Without the pictures, give the entries below again exactly as written.

##############################

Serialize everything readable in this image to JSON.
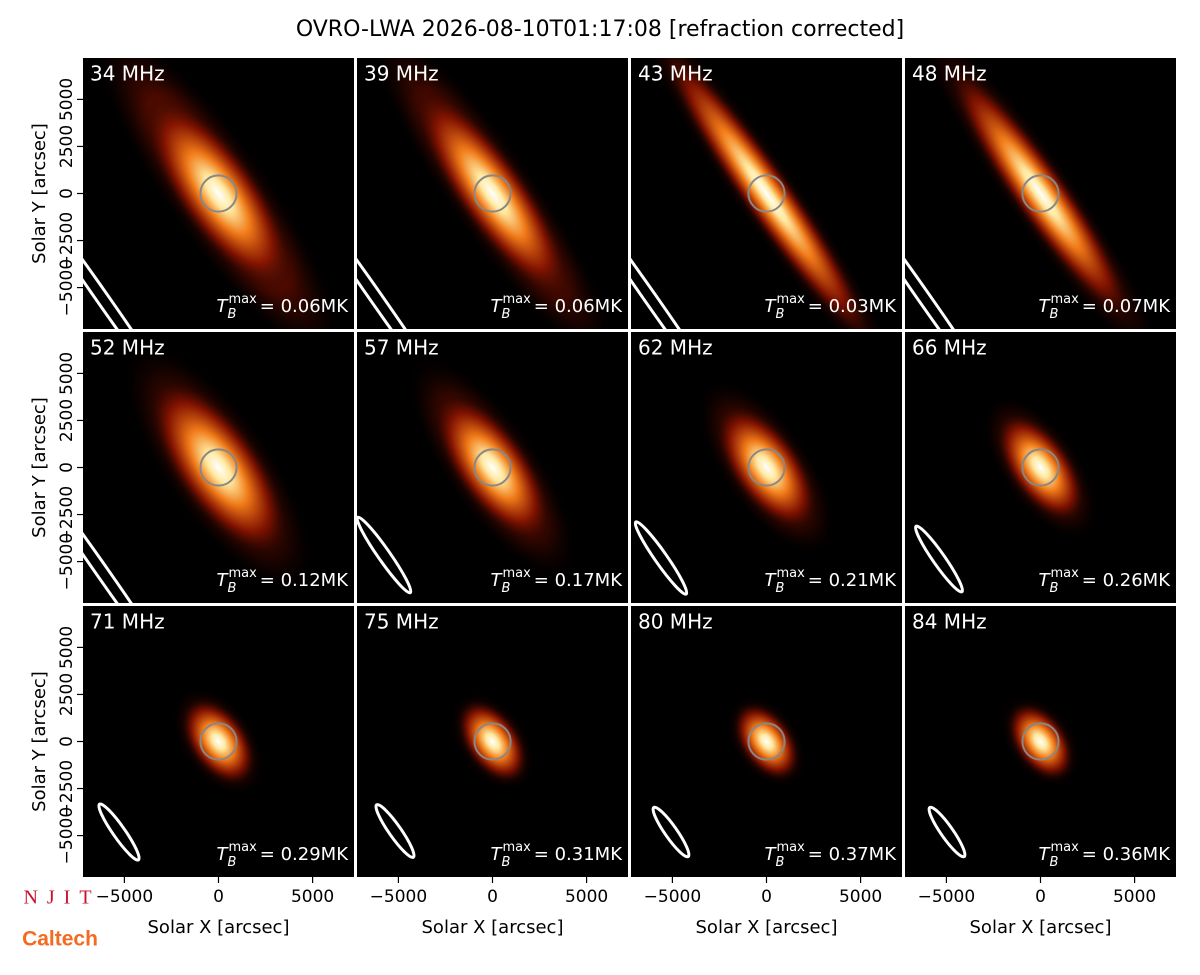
{
  "title": "OVRO-LWA 2026-08-10T01:17:08 [refraction corrected]",
  "axes": {
    "xlabel": "Solar X [arcsec]",
    "ylabel": "Solar Y [arcsec]",
    "xlim": [
      -7200,
      7200
    ],
    "ylim": [
      -7200,
      7200
    ],
    "xticks": [
      {
        "value": -5000,
        "label": "−5000"
      },
      0,
      5000
    ],
    "yticks": [
      {
        "value": -5000,
        "label": "−5000"
      },
      {
        "value": -2500,
        "label": "−2500"
      },
      0,
      2500,
      5000
    ]
  },
  "tb_symbol": {
    "base": "T",
    "sub": "B",
    "sup": "max"
  },
  "chart_data": [
    {
      "type": "image",
      "label": "34 MHz",
      "tb_max": "= 0.06MK"
    },
    {
      "type": "image",
      "label": "39 MHz",
      "tb_max": "= 0.06MK"
    },
    {
      "type": "image",
      "label": "43 MHz",
      "tb_max": "= 0.03MK"
    },
    {
      "type": "image",
      "label": "48 MHz",
      "tb_max": "= 0.07MK"
    },
    {
      "type": "image",
      "label": "52 MHz",
      "tb_max": "= 0.12MK"
    },
    {
      "type": "image",
      "label": "57 MHz",
      "tb_max": "= 0.17MK"
    },
    {
      "type": "image",
      "label": "62 MHz",
      "tb_max": "= 0.21MK"
    },
    {
      "type": "image",
      "label": "66 MHz",
      "tb_max": "= 0.26MK"
    },
    {
      "type": "image",
      "label": "71 MHz",
      "tb_max": "= 0.29MK"
    },
    {
      "type": "image",
      "label": "75 MHz",
      "tb_max": "= 0.31MK"
    },
    {
      "type": "image",
      "label": "80 MHz",
      "tb_max": "= 0.37MK"
    },
    {
      "type": "image",
      "label": "84 MHz",
      "tb_max": "= 0.36MK"
    }
  ],
  "logos": [
    "NJIT",
    "Caltech"
  ]
}
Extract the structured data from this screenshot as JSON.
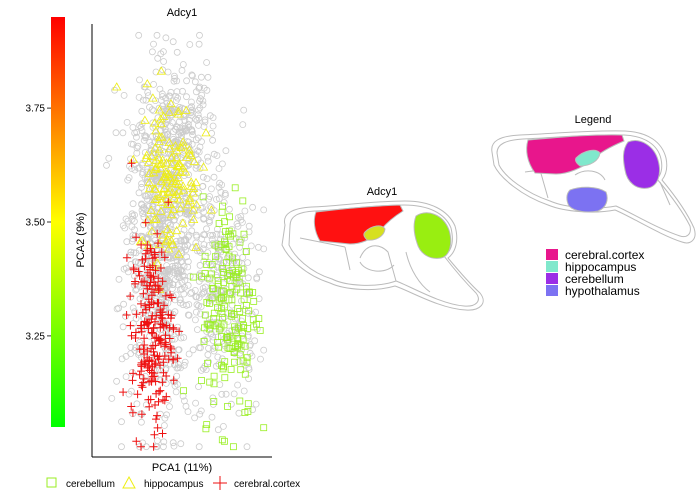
{
  "chart_data": [
    {
      "type": "scatter",
      "title": "Adcy1",
      "xlabel": "PCA1 (11%)",
      "ylabel": "PCA2 (9%)",
      "xlim": [
        -1,
        1
      ],
      "ylim": [
        3.03,
        3.95
      ],
      "y_ticks": [
        3.25,
        3.5,
        3.75
      ],
      "y_tick_labels": [
        "3.25",
        "3.50",
        "3.75"
      ],
      "color_scale": {
        "colors": [
          "#00ff00",
          "#ffff00",
          "#ff0000"
        ],
        "range": [
          3.05,
          3.95
        ]
      },
      "background_points": {
        "color": "#cccccc",
        "marker": "circle",
        "count": 1300
      },
      "series": [
        {
          "name": "cerebellum",
          "marker": "square",
          "color": "#99ee22",
          "clusters": [
            {
              "x_center": 0.55,
              "y_center": 3.35,
              "x_spread": 0.16,
              "y_spread": 0.12,
              "count": 170
            }
          ]
        },
        {
          "name": "hippocampus",
          "marker": "triangle",
          "color": "#eeee11",
          "clusters": [
            {
              "x_center": -0.15,
              "y_center": 3.63,
              "x_spread": 0.18,
              "y_spread": 0.09,
              "count": 140
            }
          ]
        },
        {
          "name": "cerebral.cortex",
          "marker": "plus",
          "color": "#ee1111",
          "clusters": [
            {
              "x_center": -0.35,
              "y_center": 3.3,
              "x_spread": 0.12,
              "y_spread": 0.1,
              "count": 210
            }
          ]
        }
      ]
    },
    {
      "type": "anatomical_map",
      "title": "Adcy1",
      "regions": [
        {
          "name": "cerebral.cortex",
          "color": "#ff1111"
        },
        {
          "name": "hippocampus",
          "color": "#d6e020"
        },
        {
          "name": "cerebellum",
          "color": "#99ee11"
        }
      ]
    },
    {
      "type": "anatomical_map",
      "title": "Legend",
      "regions": [
        {
          "name": "cerebral.cortex",
          "color": "#e8168c"
        },
        {
          "name": "hippocampus",
          "color": "#80e8cc"
        },
        {
          "name": "cerebellum",
          "color": "#9b2ee6"
        },
        {
          "name": "hypothalamus",
          "color": "#7c72f2"
        }
      ]
    }
  ]
}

##############################

§ Written solution
Serialize everything readable in this image to JSON.
{
  "title": "OVRO-LWA 2026-08-10T01:17:08 [refraction corrected]",
  "axes": {
    "xlabel": "Solar X [arcsec]",
    "ylabel": "Solar Y [arcsec]",
    "xlim": [
      -7200,
      7200
    ],
    "ylim": [
      -7200,
      7200
    ],
    "xticks": [
      {
        "value": -5000,
        "label": "−5000"
      },
      0,
      5000
    ],
    "yticks": [
      {
        "value": -5000,
        "label": "−5000"
      },
      {
        "value": -2500,
        "label": "−2500"
      },
      0,
      2500,
      5000
    ]
  },
  "tb_symbol": {
    "base": "T",
    "sub": "B",
    "sup": "max"
  },
  "chart_data": [
    {
      "type": "image",
      "label": "34 MHz",
      "tb_max": "= 0.06MK"
    },
    {
      "type": "image",
      "label": "39 MHz",
      "tb_max": "= 0.06MK"
    },
    {
      "type": "image",
      "label": "43 MHz",
      "tb_max": "= 0.03MK"
    },
    {
      "type": "image",
      "label": "48 MHz",
      "tb_max": "= 0.07MK"
    },
    {
      "type": "image",
      "label": "52 MHz",
      "tb_max": "= 0.12MK"
    },
    {
      "type": "image",
      "label": "57 MHz",
      "tb_max": "= 0.17MK"
    },
    {
      "type": "image",
      "label": "62 MHz",
      "tb_max": "= 0.21MK"
    },
    {
      "type": "image",
      "label": "66 MHz",
      "tb_max": "= 0.26MK"
    },
    {
      "type": "image",
      "label": "71 MHz",
      "tb_max": "= 0.29MK"
    },
    {
      "type": "image",
      "label": "75 MHz",
      "tb_max": "= 0.31MK"
    },
    {
      "type": "image",
      "label": "80 MHz",
      "tb_max": "= 0.37MK"
    },
    {
      "type": "image",
      "label": "84 MHz",
      "tb_max": "= 0.36MK"
    }
  ],
  "logos": [
    "NJIT",
    "Caltech"
  ]
}
Extract the structured data from this screenshot as JSON.
{
  "chart_data": [
    {
      "type": "scatter",
      "title": "Adcy1",
      "xlabel": "PCA1 (11%)",
      "ylabel": "PCA2 (9%)",
      "xlim": [
        -1,
        1
      ],
      "ylim": [
        3.03,
        3.95
      ],
      "y_ticks": [
        3.25,
        3.5,
        3.75
      ],
      "y_tick_labels": [
        "3.25",
        "3.50",
        "3.75"
      ],
      "color_scale": {
        "colors": [
          "#00ff00",
          "#ffff00",
          "#ff0000"
        ],
        "range": [
          3.05,
          3.95
        ]
      },
      "background_points": {
        "color": "#cccccc",
        "marker": "circle",
        "count": 1300
      },
      "series": [
        {
          "name": "cerebellum",
          "marker": "square",
          "color": "#99ee22",
          "clusters": [
            {
              "x_center": 0.55,
              "y_center": 3.35,
              "x_spread": 0.16,
              "y_spread": 0.12,
              "count": 170
            }
          ]
        },
        {
          "name": "hippocampus",
          "marker": "triangle",
          "color": "#eeee11",
          "clusters": [
            {
              "x_center": -0.15,
              "y_center": 3.63,
              "x_spread": 0.18,
              "y_spread": 0.09,
              "count": 140
            }
          ]
        },
        {
          "name": "cerebral.cortex",
          "marker": "plus",
          "color": "#ee1111",
          "clusters": [
            {
              "x_center": -0.35,
              "y_center": 3.3,
              "x_spread": 0.12,
              "y_spread": 0.1,
              "count": 210
            }
          ]
        }
      ]
    },
    {
      "type": "anatomical_map",
      "title": "Adcy1",
      "regions": [
        {
          "name": "cerebral.cortex",
          "color": "#ff1111"
        },
        {
          "name": "hippocampus",
          "color": "#d6e020"
        },
        {
          "name": "cerebellum",
          "color": "#99ee11"
        }
      ]
    },
    {
      "type": "anatomical_map",
      "title": "Legend",
      "regions": [
        {
          "name": "cerebral.cortex",
          "color": "#e8168c"
        },
        {
          "name": "hippocampus",
          "color": "#80e8cc"
        },
        {
          "name": "cerebellum",
          "color": "#9b2ee6"
        },
        {
          "name": "hypothalamus",
          "color": "#7c72f2"
        }
      ]
    }
  ]
}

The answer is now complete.